_What to do_:
Return the material word for word. Do not include the pictures.

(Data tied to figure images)
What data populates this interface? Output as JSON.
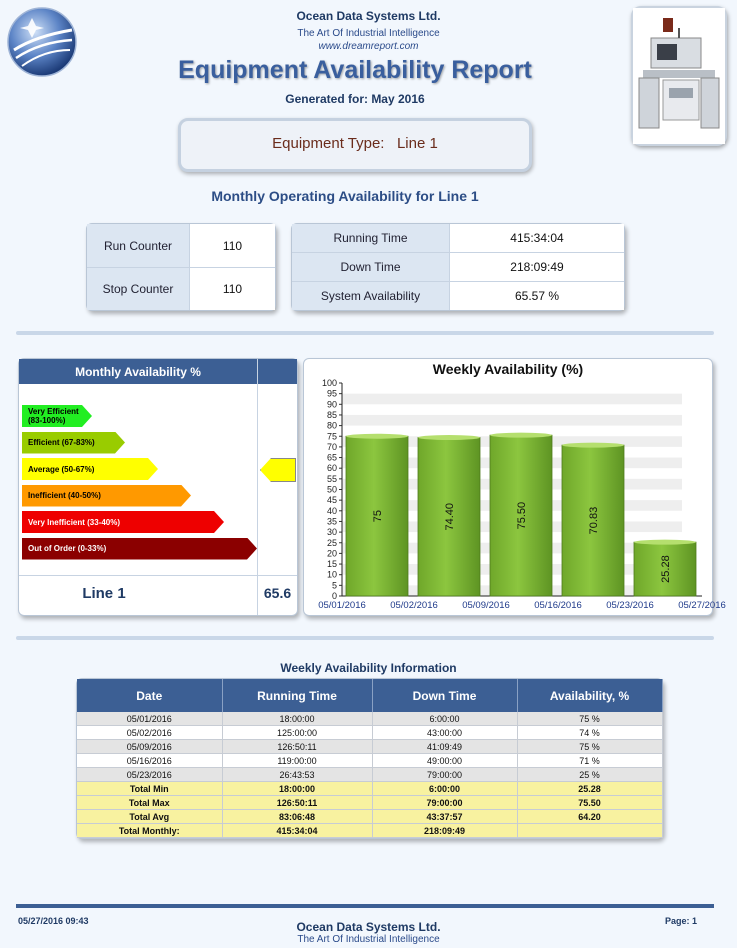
{
  "header": {
    "company": "Ocean Data Systems Ltd.",
    "tagline": "The Art Of Industrial Intelligence",
    "website": "www.dreamreport.com",
    "title": "Equipment Availability Report",
    "generated": "Generated for: May 2016"
  },
  "equipment": {
    "label": "Equipment Type:",
    "value": "Line 1"
  },
  "monthly_heading": "Monthly Operating Availability for Line 1",
  "counters": {
    "run_label": "Run Counter",
    "run_value": "110",
    "stop_label": "Stop Counter",
    "stop_value": "110"
  },
  "times": {
    "running_label": "Running Time",
    "running_value": "415:34:04",
    "down_label": "Down Time",
    "down_value": "218:09:49",
    "avail_label": "System Availability",
    "avail_value": "65.57 %"
  },
  "monthly_availability": {
    "title": "Monthly Availability %",
    "line_name": "Line 1",
    "value": "65.6",
    "levels": [
      {
        "label": "Very Efficient (83-100%)",
        "color": "#22ee22",
        "text_color": "#000000"
      },
      {
        "label": "Efficient (67-83%)",
        "color": "#99cc00",
        "text_color": "#000000"
      },
      {
        "label": "Average (50-67%)",
        "color": "#ffff00",
        "text_color": "#000000"
      },
      {
        "label": "Inefficient (40-50%)",
        "color": "#ff9900",
        "text_color": "#000000"
      },
      {
        "label": "Very Inefficient (33-40%)",
        "color": "#ee0000",
        "text_color": "#ffffff"
      },
      {
        "label": "Out of Order (0-33%)",
        "color": "#8b0000",
        "text_color": "#ffffff"
      }
    ],
    "active_level": 2
  },
  "chart_data": {
    "type": "bar",
    "title": "Weekly Availability (%)",
    "x_ticks": [
      "05/01/2016",
      "05/02/2016",
      "05/09/2016",
      "05/16/2016",
      "05/23/2016",
      "05/27/2016"
    ],
    "values": [
      75,
      74.4,
      75.5,
      70.83,
      25.28
    ],
    "value_labels": [
      "75",
      "74.40",
      "75.50",
      "70.83",
      "25.28"
    ],
    "y_ticks": [
      "0",
      "5",
      "10",
      "15",
      "20",
      "25",
      "30",
      "35",
      "40",
      "45",
      "50",
      "55",
      "60",
      "65",
      "70",
      "75",
      "80",
      "85",
      "90",
      "95",
      "100"
    ],
    "ylim": [
      0,
      100
    ],
    "bar_color": "#8cc63f",
    "grid": true
  },
  "table": {
    "title": "Weekly Availability Information",
    "columns": [
      "Date",
      "Running Time",
      "Down Time",
      "Availability, %"
    ],
    "rows": [
      [
        "05/01/2016",
        "18:00:00",
        "6:00:00",
        "75 %"
      ],
      [
        "05/02/2016",
        "125:00:00",
        "43:00:00",
        "74 %"
      ],
      [
        "05/09/2016",
        "126:50:11",
        "41:09:49",
        "75 %"
      ],
      [
        "05/16/2016",
        "119:00:00",
        "49:00:00",
        "71 %"
      ],
      [
        "05/23/2016",
        "26:43:53",
        "79:00:00",
        "25 %"
      ]
    ],
    "summary": [
      [
        "Total Min",
        "18:00:00",
        "6:00:00",
        "25.28"
      ],
      [
        "Total Max",
        "126:50:11",
        "79:00:00",
        "75.50"
      ],
      [
        "Total Avg",
        "83:06:48",
        "43:37:57",
        "64.20"
      ],
      [
        "Total Monthly:",
        "415:34:04",
        "218:09:49",
        ""
      ]
    ]
  },
  "footer": {
    "datetime": "05/27/2016 09:43",
    "company": "Ocean Data Systems Ltd.",
    "tagline": "The Art Of Industrial Intelligence",
    "page": "Page: 1"
  }
}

_Task result_:
What data populates this interface? Output as JSON.
{
  "header": {
    "company": "Ocean Data Systems Ltd.",
    "tagline": "The Art Of Industrial Intelligence",
    "website": "www.dreamreport.com",
    "title": "Equipment Availability Report",
    "generated": "Generated for: May 2016"
  },
  "equipment": {
    "label": "Equipment Type:",
    "value": "Line 1"
  },
  "monthly_heading": "Monthly Operating Availability for Line 1",
  "counters": {
    "run_label": "Run Counter",
    "run_value": "110",
    "stop_label": "Stop Counter",
    "stop_value": "110"
  },
  "times": {
    "running_label": "Running Time",
    "running_value": "415:34:04",
    "down_label": "Down Time",
    "down_value": "218:09:49",
    "avail_label": "System Availability",
    "avail_value": "65.57 %"
  },
  "monthly_availability": {
    "title": "Monthly Availability %",
    "line_name": "Line 1",
    "value": "65.6",
    "levels": [
      {
        "label": "Very Efficient (83-100%)",
        "color": "#22ee22",
        "text_color": "#000000"
      },
      {
        "label": "Efficient (67-83%)",
        "color": "#99cc00",
        "text_color": "#000000"
      },
      {
        "label": "Average (50-67%)",
        "color": "#ffff00",
        "text_color": "#000000"
      },
      {
        "label": "Inefficient (40-50%)",
        "color": "#ff9900",
        "text_color": "#000000"
      },
      {
        "label": "Very Inefficient (33-40%)",
        "color": "#ee0000",
        "text_color": "#ffffff"
      },
      {
        "label": "Out of Order (0-33%)",
        "color": "#8b0000",
        "text_color": "#ffffff"
      }
    ],
    "active_level": 2
  },
  "chart_data": {
    "type": "bar",
    "title": "Weekly Availability (%)",
    "x_ticks": [
      "05/01/2016",
      "05/02/2016",
      "05/09/2016",
      "05/16/2016",
      "05/23/2016",
      "05/27/2016"
    ],
    "values": [
      75,
      74.4,
      75.5,
      70.83,
      25.28
    ],
    "value_labels": [
      "75",
      "74.40",
      "75.50",
      "70.83",
      "25.28"
    ],
    "y_ticks": [
      "0",
      "5",
      "10",
      "15",
      "20",
      "25",
      "30",
      "35",
      "40",
      "45",
      "50",
      "55",
      "60",
      "65",
      "70",
      "75",
      "80",
      "85",
      "90",
      "95",
      "100"
    ],
    "ylim": [
      0,
      100
    ],
    "bar_color": "#8cc63f",
    "grid": true
  },
  "table": {
    "title": "Weekly Availability Information",
    "columns": [
      "Date",
      "Running Time",
      "Down Time",
      "Availability, %"
    ],
    "rows": [
      [
        "05/01/2016",
        "18:00:00",
        "6:00:00",
        "75 %"
      ],
      [
        "05/02/2016",
        "125:00:00",
        "43:00:00",
        "74 %"
      ],
      [
        "05/09/2016",
        "126:50:11",
        "41:09:49",
        "75 %"
      ],
      [
        "05/16/2016",
        "119:00:00",
        "49:00:00",
        "71 %"
      ],
      [
        "05/23/2016",
        "26:43:53",
        "79:00:00",
        "25 %"
      ]
    ],
    "summary": [
      [
        "Total Min",
        "18:00:00",
        "6:00:00",
        "25.28"
      ],
      [
        "Total Max",
        "126:50:11",
        "79:00:00",
        "75.50"
      ],
      [
        "Total Avg",
        "83:06:48",
        "43:37:57",
        "64.20"
      ],
      [
        "Total Monthly:",
        "415:34:04",
        "218:09:49",
        ""
      ]
    ]
  },
  "footer": {
    "datetime": "05/27/2016 09:43",
    "company": "Ocean Data Systems Ltd.",
    "tagline": "The Art Of Industrial Intelligence",
    "page": "Page: 1"
  }
}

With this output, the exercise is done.